- _What you will do_
Where the word "LDEO" occurs in a line, return that line.

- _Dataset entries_
-----

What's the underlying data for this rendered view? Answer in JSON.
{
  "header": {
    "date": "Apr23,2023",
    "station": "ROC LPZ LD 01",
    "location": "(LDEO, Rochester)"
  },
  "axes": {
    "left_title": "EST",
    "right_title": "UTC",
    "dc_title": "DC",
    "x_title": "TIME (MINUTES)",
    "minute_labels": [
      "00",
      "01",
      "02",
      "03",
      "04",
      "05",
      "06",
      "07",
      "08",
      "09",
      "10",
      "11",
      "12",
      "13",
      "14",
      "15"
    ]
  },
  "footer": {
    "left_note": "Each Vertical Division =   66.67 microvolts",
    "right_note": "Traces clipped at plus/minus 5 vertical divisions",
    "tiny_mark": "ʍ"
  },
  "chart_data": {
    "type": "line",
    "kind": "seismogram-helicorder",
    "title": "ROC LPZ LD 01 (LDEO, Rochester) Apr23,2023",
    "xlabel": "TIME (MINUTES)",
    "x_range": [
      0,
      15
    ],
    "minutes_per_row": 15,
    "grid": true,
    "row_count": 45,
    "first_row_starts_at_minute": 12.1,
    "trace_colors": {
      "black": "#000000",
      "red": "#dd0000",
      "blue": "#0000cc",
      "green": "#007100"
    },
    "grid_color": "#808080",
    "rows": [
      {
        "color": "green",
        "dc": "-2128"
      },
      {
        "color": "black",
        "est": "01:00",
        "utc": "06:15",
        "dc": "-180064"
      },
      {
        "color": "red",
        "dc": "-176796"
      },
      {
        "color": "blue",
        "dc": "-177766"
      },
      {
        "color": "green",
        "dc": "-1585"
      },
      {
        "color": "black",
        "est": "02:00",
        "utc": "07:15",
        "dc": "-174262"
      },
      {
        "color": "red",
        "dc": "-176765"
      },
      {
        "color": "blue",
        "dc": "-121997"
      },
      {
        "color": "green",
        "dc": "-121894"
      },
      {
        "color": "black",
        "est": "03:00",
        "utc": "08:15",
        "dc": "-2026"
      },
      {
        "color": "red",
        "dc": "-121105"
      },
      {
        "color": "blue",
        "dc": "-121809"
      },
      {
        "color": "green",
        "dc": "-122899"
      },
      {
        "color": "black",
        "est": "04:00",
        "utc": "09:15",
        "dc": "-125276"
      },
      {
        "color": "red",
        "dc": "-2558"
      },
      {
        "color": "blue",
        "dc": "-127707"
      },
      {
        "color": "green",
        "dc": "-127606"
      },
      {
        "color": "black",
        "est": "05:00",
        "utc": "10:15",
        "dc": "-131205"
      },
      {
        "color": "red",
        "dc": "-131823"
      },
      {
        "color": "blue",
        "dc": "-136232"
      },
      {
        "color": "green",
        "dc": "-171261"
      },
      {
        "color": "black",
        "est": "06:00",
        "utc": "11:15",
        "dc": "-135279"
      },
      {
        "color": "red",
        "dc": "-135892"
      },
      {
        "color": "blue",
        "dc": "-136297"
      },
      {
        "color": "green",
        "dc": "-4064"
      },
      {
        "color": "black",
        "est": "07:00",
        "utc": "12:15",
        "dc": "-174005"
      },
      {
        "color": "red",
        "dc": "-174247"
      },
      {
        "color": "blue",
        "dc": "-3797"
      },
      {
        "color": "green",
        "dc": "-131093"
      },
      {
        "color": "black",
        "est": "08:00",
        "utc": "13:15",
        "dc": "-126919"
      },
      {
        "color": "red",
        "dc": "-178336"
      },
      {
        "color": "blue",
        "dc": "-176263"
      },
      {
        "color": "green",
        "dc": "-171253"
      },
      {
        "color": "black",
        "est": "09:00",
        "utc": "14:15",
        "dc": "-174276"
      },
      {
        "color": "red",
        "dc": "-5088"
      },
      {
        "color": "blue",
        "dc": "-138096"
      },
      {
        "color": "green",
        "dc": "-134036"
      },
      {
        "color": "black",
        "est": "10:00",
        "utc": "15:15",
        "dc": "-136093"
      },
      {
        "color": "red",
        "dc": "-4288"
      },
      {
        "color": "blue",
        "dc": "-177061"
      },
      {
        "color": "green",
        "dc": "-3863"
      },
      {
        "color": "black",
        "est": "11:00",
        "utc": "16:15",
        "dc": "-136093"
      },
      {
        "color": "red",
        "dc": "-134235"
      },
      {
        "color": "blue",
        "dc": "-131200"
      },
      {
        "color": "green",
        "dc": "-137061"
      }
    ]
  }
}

-----

- _Task output_
    "location": "(LDEO, Rochester)"
    "title": "ROC LPZ LD 01 (LDEO, Rochester) Apr23,2023",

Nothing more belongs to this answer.